Dataset entries
☆ ☆ ☆
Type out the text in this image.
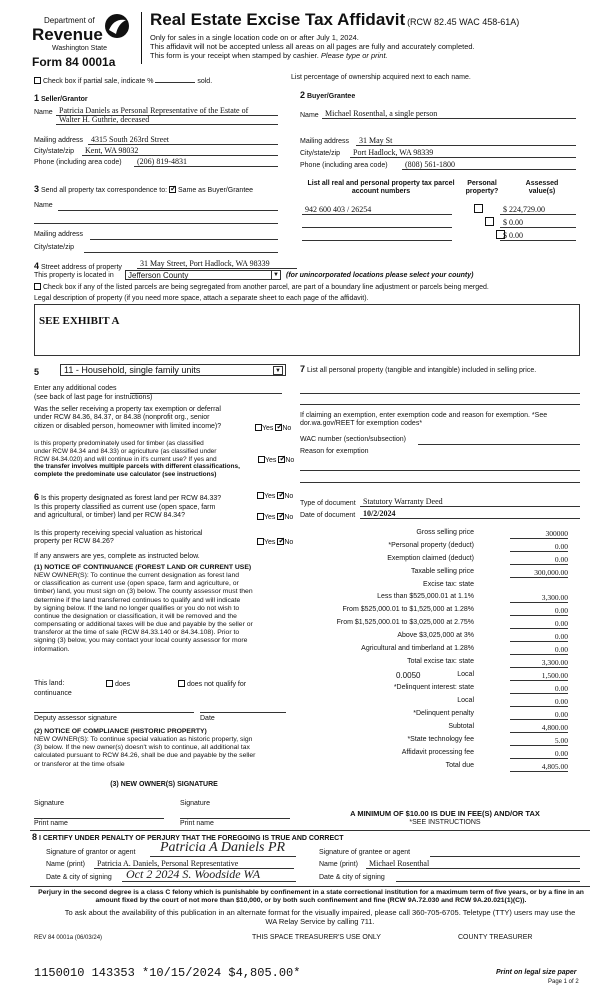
Department of
Revenue
Washington State
Form 84 0001a
Real Estate Excise Tax Affidavit (RCW 82.45 WAC 458-61A)
Only for sales in a single location code on or after July 1, 2024.
This affidavit will not be accepted unless all areas on all pages are fully and accurately completed.
This form is your receipt when stamped by cashier. Please type or print.
Check box if partial sale, indicate %	sold.
List percentage of ownership acquired next to each name.
1 Seller/Grantor
Name Patricia Daniels as Personal Representative of the Estate of
Walter H. Guthrie, deceased
Mailing address 4315 South 263rd Street
City/state/zip	Kent, WA 98032
Phone (including area code)	(206) 819-4831
2 Buyer/Grantee
Name Michael Rosenthal, a single person
Mailing address	31 May St
City/state/zip	Port Hadlock, WA 98339
Phone (including area code)	(808) 561-1800
3 Send all property tax correspondence to: ✓ Same as Buyer/Grantee
Name
Mailing address
City/state/zip
List all real and personal property tax parcel account numbers
Personal property?
Assessed value(s)
942 600 403 / 26254
	$ 224,729.00

$ 0.00
$ 0.00
4 Street address of property	31 May Street, Port Hadlock, WA 98339
This property is located in	Jefferson County	▼ (for unincorporated locations please select your county)
Check box if any of the listed parcels are being segregated from another parcel, are part of a boundary line adjustment or parcels being merged.
Legal description of property (if you need more space, attach a separate sheet to each page of the affidavit).
SEE EXHIBIT A
5	11 - Household, single family units	▼
Enter any additional codes
(see back of last page for instructions)
Was the seller receiving a property tax exemption or deferral
under RCW 84.36, 84.37, or 84.38 (nonprofit org., senior
citizen or disabled person, homeowner with limited income)?	Yes ✓ No
Is this property predominately used for timber (as classified
under RCW 84.34 and 84.33) or agriculture (as classified under
RCW 84.34.020) and will continue in it's current use? If yes and
the transfer involves multiple parcels with different classifications,
complete the predominate use calculator (see instructions)
Yes ✓ No
6 Is this property designated as forest land per RCW 84.33?	Yes ✓ No
Is this property classified as current use (open space, farm
and agricultural, or timber) land per RCW 84.34?	Yes ✓ No
Is this property receiving special valuation as historical
property per RCW 84.26?	Yes ✓ No
If any answers are yes, complete as instructed below.
(1) NOTICE OF CONTINUANCE (FOREST LAND OR CURRENT USE)
NEW OWNER(S): To continue the current designation as forest land
or classification as current use (open space, farm and agriculture, or
timber) land, you must sign on (3) below. The county assessor must then
determine if the land transferred continues to qualify and will indicate
by signing below. If the land no longer qualifies or you do not wish to
continue the designation or classification, it will be removed and the
compensating or additional taxes will be due and payable by the seller or
transferor at the time of sale (RCW 84.33.140 or 84.34.108). Prior to
signing (3) below, you may contact your local county assessor for more
information.
This land:	does	does not qualify for
continuance
Deputy assessor signature	Date
(2) NOTICE OF COMPLIANCE (HISTORIC PROPERTY)
NEW OWNER(S): To continue special valuation as historic property, sign
(3) below. If the new owner(s) doesn't wish to continue, all additional tax
calculated pursuant to RCW 84.26, shall be due and payable by the seller
or transferor at the time ofsale
(3) NEW OWNER(S) SIGNATURE
Signature	Signature
Print name	Print name
7 List all personal property (tangible and intangible) included in selling price.
If claiming an exemption, enter exemption code and reason for exemption. *See dor.wa.gov/REET for exemption codes*
WAC number (section/subsection)
Reason for exemption
Type of document Statutory Warranty Deed
Date of document 10/2/2024
Gross selling price	300000
*Personal property (deduct)	0.00
Exemption claimed (deduct)	0.00
Taxable selling price	300,000.00
Excise tax: state
Less than $525,000.01 at 1.1%	3,300.00
From $525,000.01 to $1,525,000 at 1.28%	0.00
From $1,525,000.01 to $3,025,000 at 2.75%	0.00
Above $3,025,000 at 3%	0.00
Agricultural and timberland at 1.28%	0.00
Total excise tax: state	3,300.00
Local
0.0050	1,500.00
*Delinquent interest: state	0.00
Local	0.00
*Delinquent penalty	0.00
Subtotal	4,800.00
*State technology fee	5.00
Affidavit processing fee	0.00
Total due	4,805.00
A MINIMUM OF $10.00 IS DUE IN FEE(S) AND/OR TAX
*SEE INSTRUCTIONS
8 I CERTIFY UNDER PENALTY OF PERJURY THAT THE FOREGOING IS TRUE AND CORRECT
Signature of grantor or agent Patricia A Daniels PR	Signature of grantee or agent
Name (print)	Patricia A. Daniels, Personal Representative	Name (print)	Michael Rosenthal
Date & city of signing Oct 2 2024 S. Woodside WA	Date & city of signing
Perjury in the second degree is a class C felony which is punishable by confinement in a state correctional institution for a maximum term of five years, or by a fine in an amount fixed by the court of not more than $10,000, or by both such confinement and fine (RCW 9A.72.030 and RCW 9A.20.021(1)(C)).
To ask about the availability of this publication in an alternate format for the visually impaired, please call 360-705-6705. Teletype (TTY) users may use the WA Relay Service by calling 711.
REV 84 0001a (06/03/24)	THIS SPACE TREASURER'S USE ONLY	COUNTY TREASURER
1150010 143353 *10/15/2024 $4,805.00*	Print on legal size paper
Page 1 of 2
☆ ☆ ☆
WHAT THE EXERCISE ASKS: Review the material and copy each line in which the word "document" appears.

RESPONSE:
Type of document Statutory Warranty Deed
Date of document 10/2/2024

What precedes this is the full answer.